**Your instructions:** Each entry below should be echoed exactly, with pictures omitted.
===== Task material
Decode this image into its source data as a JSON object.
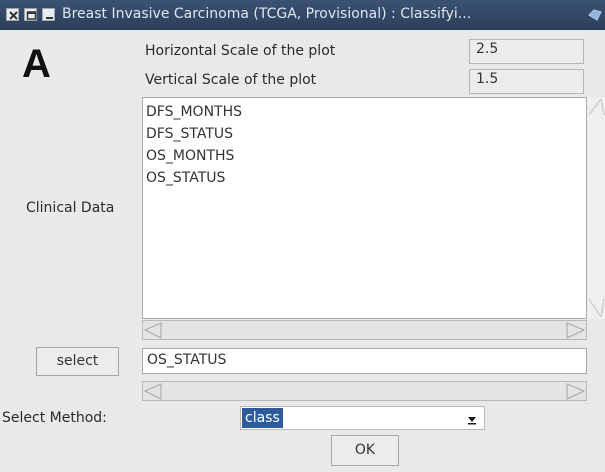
{
  "window": {
    "title": "Breast Invasive Carcinoma (TCGA, Provisional) : Classifyi..."
  },
  "panel_label": "A",
  "horizontal_scale": {
    "label": "Horizontal Scale of the plot",
    "value": "2.5"
  },
  "vertical_scale": {
    "label": "Vertical Scale of the plot",
    "value": "1.5"
  },
  "clinical_data": {
    "label": "Clinical Data",
    "items": [
      "DFS_MONTHS",
      "DFS_STATUS",
      "OS_MONTHS",
      "OS_STATUS"
    ]
  },
  "select_button_label": "select",
  "selected_field_value": "OS_STATUS",
  "select_method": {
    "label": "Select Method:",
    "value": "class"
  },
  "ok_button_label": "OK",
  "icons": [
    "close-icon",
    "maximize-icon",
    "minimize-icon",
    "app-icon",
    "scroll-up-arrow-icon",
    "scroll-down-arrow-icon",
    "scroll-left-arrow-icon",
    "scroll-right-arrow-icon",
    "dropdown-arrow-icon"
  ],
  "colors": {
    "titlebar": "#2c3f5b",
    "selection": "#2d5b9c",
    "window_bg": "#e9e9e9"
  }
}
==========
**Response below:**
Decode this image into its source data as a JSON object.
{
  "window": {
    "title": "Breast Invasive Carcinoma (TCGA, Provisional) : Classifyi..."
  },
  "panel_label": "A",
  "horizontal_scale": {
    "label": "Horizontal Scale of the plot",
    "value": "2.5"
  },
  "vertical_scale": {
    "label": "Vertical Scale of the plot",
    "value": "1.5"
  },
  "clinical_data": {
    "label": "Clinical Data",
    "items": [
      "DFS_MONTHS",
      "DFS_STATUS",
      "OS_MONTHS",
      "OS_STATUS"
    ]
  },
  "select_button_label": "select",
  "selected_field_value": "OS_STATUS",
  "select_method": {
    "label": "Select Method:",
    "value": "class"
  },
  "ok_button_label": "OK",
  "icons": [
    "close-icon",
    "maximize-icon",
    "minimize-icon",
    "app-icon",
    "scroll-up-arrow-icon",
    "scroll-down-arrow-icon",
    "scroll-left-arrow-icon",
    "scroll-right-arrow-icon",
    "dropdown-arrow-icon"
  ],
  "colors": {
    "titlebar": "#2c3f5b",
    "selection": "#2d5b9c",
    "window_bg": "#e9e9e9"
  }
}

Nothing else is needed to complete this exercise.